____ Records for the exercise
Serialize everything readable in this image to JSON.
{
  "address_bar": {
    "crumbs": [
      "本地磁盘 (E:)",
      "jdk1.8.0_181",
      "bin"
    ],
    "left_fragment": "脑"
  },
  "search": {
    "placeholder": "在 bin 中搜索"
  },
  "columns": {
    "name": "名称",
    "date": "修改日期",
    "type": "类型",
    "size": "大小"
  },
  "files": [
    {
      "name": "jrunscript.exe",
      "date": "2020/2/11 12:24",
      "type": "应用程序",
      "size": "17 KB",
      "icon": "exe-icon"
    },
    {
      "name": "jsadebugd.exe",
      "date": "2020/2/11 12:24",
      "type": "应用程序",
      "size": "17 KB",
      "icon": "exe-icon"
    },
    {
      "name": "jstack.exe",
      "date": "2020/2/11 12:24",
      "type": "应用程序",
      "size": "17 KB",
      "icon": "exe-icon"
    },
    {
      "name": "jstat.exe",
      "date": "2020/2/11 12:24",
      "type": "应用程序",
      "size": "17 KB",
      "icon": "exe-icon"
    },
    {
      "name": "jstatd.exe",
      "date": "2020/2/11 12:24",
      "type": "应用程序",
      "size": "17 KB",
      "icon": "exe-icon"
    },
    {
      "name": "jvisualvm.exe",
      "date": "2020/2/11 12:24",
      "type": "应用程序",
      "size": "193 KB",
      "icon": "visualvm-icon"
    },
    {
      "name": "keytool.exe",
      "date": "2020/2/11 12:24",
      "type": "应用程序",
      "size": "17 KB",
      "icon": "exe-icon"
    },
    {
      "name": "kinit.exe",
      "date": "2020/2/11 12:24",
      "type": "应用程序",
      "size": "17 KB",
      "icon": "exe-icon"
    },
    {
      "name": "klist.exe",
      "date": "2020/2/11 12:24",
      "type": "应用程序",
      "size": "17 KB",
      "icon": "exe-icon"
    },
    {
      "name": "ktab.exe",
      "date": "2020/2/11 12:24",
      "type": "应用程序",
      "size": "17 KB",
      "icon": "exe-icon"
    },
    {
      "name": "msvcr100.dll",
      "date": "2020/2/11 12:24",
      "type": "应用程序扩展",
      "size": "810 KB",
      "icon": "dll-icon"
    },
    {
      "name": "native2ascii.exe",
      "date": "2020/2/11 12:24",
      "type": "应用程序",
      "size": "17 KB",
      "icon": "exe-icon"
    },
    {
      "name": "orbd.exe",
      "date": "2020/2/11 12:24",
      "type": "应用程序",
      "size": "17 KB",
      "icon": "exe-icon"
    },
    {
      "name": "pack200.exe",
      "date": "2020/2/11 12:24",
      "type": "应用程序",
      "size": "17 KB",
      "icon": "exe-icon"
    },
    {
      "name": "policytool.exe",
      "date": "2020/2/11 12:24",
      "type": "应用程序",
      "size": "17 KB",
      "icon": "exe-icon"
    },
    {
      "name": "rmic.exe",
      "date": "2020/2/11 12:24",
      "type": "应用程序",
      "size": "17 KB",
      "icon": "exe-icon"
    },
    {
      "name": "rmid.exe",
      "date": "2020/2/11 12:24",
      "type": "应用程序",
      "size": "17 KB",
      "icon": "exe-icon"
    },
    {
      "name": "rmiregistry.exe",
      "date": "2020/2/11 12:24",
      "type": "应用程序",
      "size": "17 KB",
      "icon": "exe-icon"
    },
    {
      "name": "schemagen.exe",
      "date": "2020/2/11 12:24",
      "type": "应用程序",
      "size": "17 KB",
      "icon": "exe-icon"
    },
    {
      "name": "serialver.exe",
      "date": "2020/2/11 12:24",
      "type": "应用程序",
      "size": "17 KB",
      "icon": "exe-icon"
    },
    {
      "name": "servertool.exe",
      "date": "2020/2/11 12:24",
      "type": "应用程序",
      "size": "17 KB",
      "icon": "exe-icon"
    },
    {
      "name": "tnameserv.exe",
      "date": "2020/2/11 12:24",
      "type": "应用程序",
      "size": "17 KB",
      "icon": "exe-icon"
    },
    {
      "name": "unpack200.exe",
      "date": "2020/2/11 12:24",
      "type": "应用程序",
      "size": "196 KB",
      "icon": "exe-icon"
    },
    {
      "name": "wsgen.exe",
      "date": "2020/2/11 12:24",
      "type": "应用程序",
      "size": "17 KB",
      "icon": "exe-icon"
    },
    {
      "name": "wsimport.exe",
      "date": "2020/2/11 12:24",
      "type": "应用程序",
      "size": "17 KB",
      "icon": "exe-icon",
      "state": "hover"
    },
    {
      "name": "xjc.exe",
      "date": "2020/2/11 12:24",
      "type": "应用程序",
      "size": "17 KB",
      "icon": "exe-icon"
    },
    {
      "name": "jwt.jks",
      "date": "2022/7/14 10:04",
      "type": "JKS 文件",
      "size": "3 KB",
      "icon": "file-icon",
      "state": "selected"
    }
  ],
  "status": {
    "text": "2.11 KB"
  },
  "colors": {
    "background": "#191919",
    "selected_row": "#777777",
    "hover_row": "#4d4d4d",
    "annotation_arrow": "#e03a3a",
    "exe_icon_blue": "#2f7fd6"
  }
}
________
____ Records for the exercise
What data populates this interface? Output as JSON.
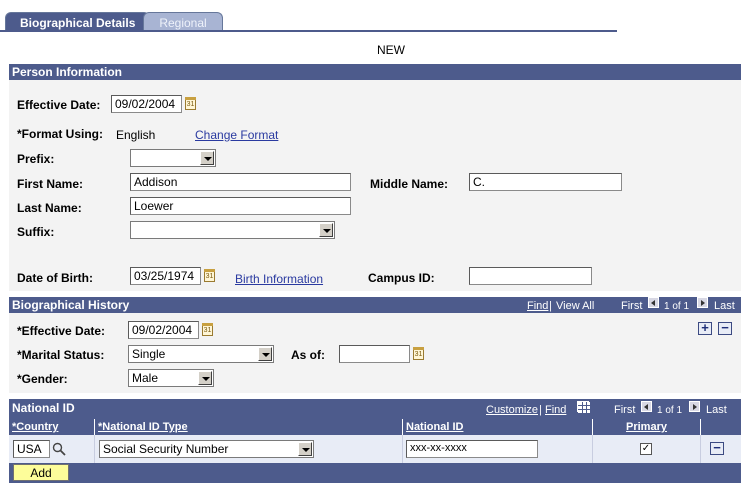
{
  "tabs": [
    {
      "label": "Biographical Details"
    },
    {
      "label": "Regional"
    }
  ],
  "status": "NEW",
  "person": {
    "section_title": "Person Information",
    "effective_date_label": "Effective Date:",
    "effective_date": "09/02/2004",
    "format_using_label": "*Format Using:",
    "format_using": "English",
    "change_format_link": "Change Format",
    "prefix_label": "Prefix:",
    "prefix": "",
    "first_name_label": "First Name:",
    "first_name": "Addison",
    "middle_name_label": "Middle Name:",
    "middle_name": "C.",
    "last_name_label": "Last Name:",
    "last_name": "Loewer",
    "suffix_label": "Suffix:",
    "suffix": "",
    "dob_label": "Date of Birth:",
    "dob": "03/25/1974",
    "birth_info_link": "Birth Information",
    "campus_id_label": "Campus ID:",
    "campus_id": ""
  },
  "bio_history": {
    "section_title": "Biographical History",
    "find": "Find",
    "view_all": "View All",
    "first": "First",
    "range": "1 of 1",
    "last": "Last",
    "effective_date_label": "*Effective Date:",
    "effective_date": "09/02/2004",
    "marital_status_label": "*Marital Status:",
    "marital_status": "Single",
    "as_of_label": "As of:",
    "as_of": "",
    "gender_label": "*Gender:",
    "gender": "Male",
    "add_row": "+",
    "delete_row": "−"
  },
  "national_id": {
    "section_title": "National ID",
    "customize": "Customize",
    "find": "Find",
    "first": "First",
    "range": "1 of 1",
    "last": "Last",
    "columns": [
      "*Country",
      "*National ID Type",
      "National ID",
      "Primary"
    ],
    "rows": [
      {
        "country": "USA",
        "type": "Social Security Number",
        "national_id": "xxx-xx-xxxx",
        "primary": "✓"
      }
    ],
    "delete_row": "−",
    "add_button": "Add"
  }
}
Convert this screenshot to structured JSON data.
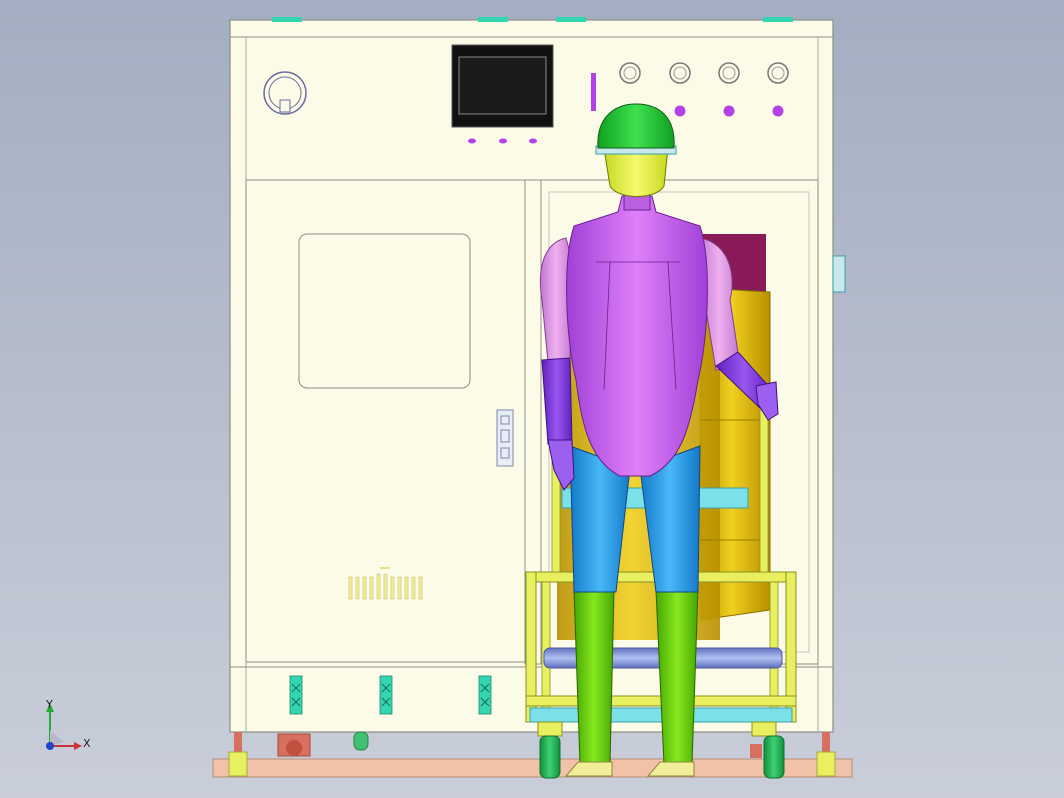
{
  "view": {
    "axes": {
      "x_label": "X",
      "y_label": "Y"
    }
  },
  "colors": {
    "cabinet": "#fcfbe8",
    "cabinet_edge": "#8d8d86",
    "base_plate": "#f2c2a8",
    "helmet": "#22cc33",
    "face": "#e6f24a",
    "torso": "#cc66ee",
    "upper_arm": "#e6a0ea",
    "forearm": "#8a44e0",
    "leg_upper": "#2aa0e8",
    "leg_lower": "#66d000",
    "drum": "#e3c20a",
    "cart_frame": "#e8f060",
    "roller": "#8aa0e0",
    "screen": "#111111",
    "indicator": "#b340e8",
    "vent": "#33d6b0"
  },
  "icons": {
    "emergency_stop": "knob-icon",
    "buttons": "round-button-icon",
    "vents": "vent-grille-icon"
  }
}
________
____ Records for the exercise
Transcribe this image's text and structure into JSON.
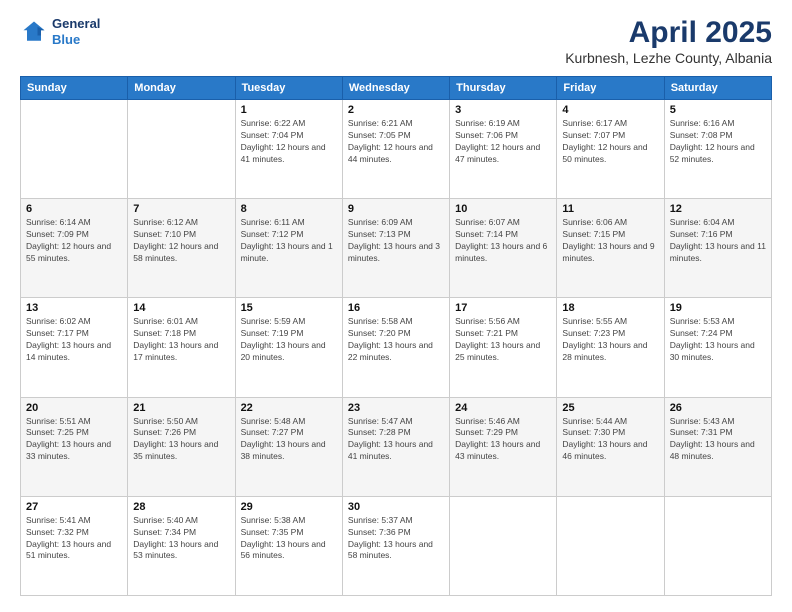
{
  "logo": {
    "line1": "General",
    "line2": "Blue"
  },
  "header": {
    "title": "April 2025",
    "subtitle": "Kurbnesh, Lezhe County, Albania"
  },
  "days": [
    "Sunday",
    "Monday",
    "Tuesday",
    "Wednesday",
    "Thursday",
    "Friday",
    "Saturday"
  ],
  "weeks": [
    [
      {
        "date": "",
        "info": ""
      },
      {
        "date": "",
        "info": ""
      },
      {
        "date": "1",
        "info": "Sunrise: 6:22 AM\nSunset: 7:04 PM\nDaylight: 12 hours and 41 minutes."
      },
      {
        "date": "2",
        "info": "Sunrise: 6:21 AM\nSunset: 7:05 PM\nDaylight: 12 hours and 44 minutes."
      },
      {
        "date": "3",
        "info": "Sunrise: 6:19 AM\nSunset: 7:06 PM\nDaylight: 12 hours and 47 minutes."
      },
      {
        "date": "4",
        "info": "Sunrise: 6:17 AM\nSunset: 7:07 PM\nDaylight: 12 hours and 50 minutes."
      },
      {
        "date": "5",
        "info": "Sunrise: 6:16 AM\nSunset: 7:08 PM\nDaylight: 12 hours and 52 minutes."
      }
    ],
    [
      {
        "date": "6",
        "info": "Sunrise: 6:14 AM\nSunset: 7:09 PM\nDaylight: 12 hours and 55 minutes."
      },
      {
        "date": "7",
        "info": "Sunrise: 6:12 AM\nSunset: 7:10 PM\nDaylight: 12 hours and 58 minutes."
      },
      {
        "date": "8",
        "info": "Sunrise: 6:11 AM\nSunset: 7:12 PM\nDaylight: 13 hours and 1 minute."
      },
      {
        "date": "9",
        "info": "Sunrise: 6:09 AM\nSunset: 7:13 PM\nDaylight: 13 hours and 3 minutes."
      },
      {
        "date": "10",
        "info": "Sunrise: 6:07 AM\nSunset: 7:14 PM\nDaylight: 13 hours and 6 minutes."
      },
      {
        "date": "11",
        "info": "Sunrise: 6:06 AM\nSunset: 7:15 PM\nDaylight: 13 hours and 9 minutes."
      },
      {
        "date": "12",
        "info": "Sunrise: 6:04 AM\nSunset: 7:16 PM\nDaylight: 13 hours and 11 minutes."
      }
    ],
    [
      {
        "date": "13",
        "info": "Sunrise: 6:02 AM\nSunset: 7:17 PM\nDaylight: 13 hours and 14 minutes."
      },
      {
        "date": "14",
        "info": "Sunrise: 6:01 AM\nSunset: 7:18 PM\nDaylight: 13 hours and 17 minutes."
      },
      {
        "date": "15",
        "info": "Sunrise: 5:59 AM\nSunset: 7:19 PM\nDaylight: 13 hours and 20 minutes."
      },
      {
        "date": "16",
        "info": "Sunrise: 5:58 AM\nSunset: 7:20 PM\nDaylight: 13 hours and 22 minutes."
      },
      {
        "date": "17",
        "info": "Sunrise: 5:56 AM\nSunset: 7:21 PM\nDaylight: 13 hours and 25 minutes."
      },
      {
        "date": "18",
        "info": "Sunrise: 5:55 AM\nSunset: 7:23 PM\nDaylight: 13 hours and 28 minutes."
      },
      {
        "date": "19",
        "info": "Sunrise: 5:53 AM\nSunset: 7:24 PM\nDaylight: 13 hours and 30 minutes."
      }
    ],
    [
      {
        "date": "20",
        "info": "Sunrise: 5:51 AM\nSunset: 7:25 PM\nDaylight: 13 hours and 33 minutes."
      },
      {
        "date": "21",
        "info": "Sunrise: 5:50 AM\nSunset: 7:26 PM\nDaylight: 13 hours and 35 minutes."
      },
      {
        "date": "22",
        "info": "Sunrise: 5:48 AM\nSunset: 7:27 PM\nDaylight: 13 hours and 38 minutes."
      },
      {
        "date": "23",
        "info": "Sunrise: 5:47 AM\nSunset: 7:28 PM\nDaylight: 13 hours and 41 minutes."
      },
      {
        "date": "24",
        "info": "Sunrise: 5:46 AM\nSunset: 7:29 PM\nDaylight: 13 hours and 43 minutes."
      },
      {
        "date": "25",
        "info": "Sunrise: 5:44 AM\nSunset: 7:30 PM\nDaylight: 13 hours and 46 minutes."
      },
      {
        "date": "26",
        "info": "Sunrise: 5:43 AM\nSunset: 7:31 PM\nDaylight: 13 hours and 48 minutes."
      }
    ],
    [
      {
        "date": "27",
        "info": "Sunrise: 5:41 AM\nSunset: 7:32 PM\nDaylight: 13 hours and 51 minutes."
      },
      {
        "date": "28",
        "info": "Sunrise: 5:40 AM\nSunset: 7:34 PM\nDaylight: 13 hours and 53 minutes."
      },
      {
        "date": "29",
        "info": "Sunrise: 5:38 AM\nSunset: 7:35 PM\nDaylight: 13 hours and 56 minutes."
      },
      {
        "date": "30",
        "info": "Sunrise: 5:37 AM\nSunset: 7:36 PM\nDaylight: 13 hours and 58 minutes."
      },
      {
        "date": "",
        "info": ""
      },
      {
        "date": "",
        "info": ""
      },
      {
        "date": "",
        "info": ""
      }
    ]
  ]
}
________
--- What is expected ---
Each line that contains the string "Birth" counts once; report how many such lines the entries have, giving only the number.

--- Exercise result ---
2